### Exercise objective
Find each line with the string "this" and copy it.

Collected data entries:
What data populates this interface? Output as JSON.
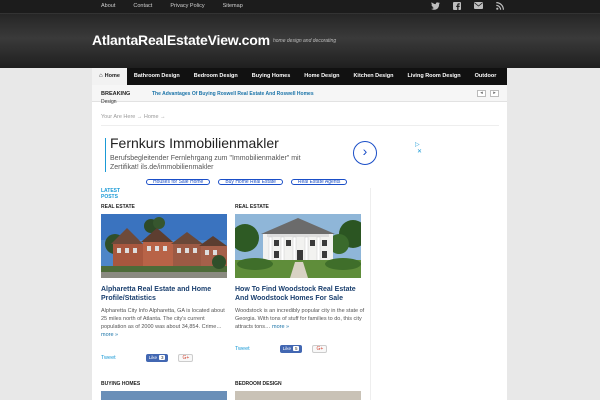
{
  "topbar": {
    "links": [
      "About",
      "Contact",
      "Privacy Policy",
      "Sitemap"
    ],
    "social_icons": [
      "twitter-icon",
      "facebook-icon",
      "email-icon",
      "rss-icon"
    ]
  },
  "header": {
    "title": "AtlantaRealEstateView.com",
    "description": "home design and decorating"
  },
  "nav": {
    "items": [
      "Home",
      "Bathroom Design",
      "Bedroom Design",
      "Buying Homes",
      "Home Design",
      "Kitchen Design",
      "Living Room Design",
      "Outdoor"
    ]
  },
  "breaking": {
    "label": "BREAKING",
    "headline": "The Advantages Of Buying Roswell Real Estate And Roswell Homes",
    "under": "Design"
  },
  "breadcrumb": "Your Are Here → Home →",
  "ad": {
    "title": "Fernkurs Immobilienmakler",
    "line1": "Berufsbegleitender Fernlehrgang zum \"Immobilienmakler\" mit",
    "line2": "Zertifikat! ils.de/immobilienmakler",
    "pills": [
      "Houses for Sale Home",
      "Buy Home Real Estate",
      "Real Estate Agents"
    ],
    "go_symbol": "›",
    "info_symbol": "▷",
    "close_symbol": "✕"
  },
  "latest_label_1": "LATEST",
  "latest_label_2": "POSTS",
  "posts": [
    {
      "category": "REAL ESTATE",
      "title": "Alpharetta Real Estate and Home Profile/Statistics",
      "excerpt": "Alpharetta City Info Alpharetta, GA is located about 25 miles north of Atlanta. The city's current population as of 2000 was about 34,854. Crime…",
      "more": "more »",
      "tweet": "Tweet",
      "fb_label": "Like",
      "fb_count": "3",
      "gplus": "G+"
    },
    {
      "category": "REAL ESTATE",
      "title": "How To Find Woodstock Real Estate And Woodstock Homes For Sale",
      "excerpt": "Woodstock is an incredibly popular city in the state of Georgia. With tons of stuff for families to do, this city attracts tons…",
      "more": "more »",
      "tweet": "Tweet",
      "fb_label": "Like",
      "fb_count": "5",
      "gplus": "G+"
    },
    {
      "category": "BUYING HOMES"
    },
    {
      "category": "BEDROOM DESIGN"
    }
  ],
  "colors": {
    "accent": "#1a9ad6",
    "title_link": "#1a3f6e",
    "nav_bg": "#111111"
  }
}
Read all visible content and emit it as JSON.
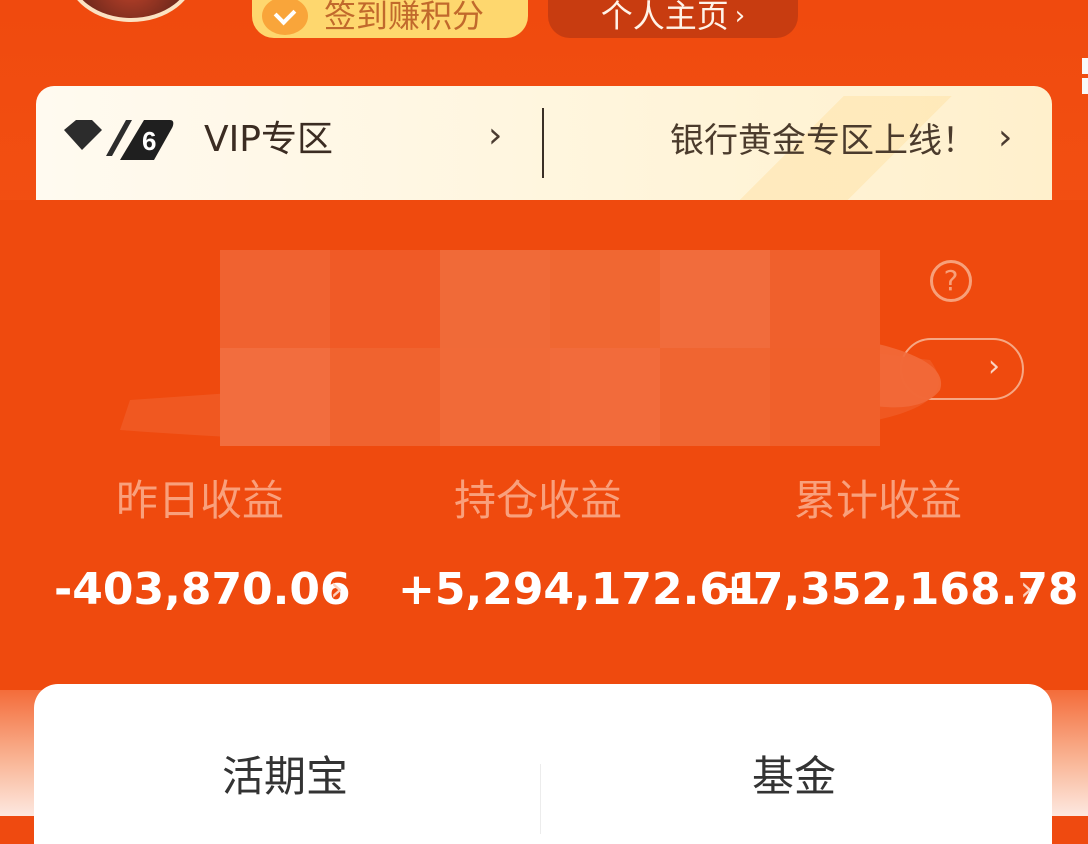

### Answer below
What data populates this interface? Output as JSON.
      "excerpt": "Woodstock is an incredibly popular city in the state of Georgia. With tons of stuff for families to do, this city attracts tons…",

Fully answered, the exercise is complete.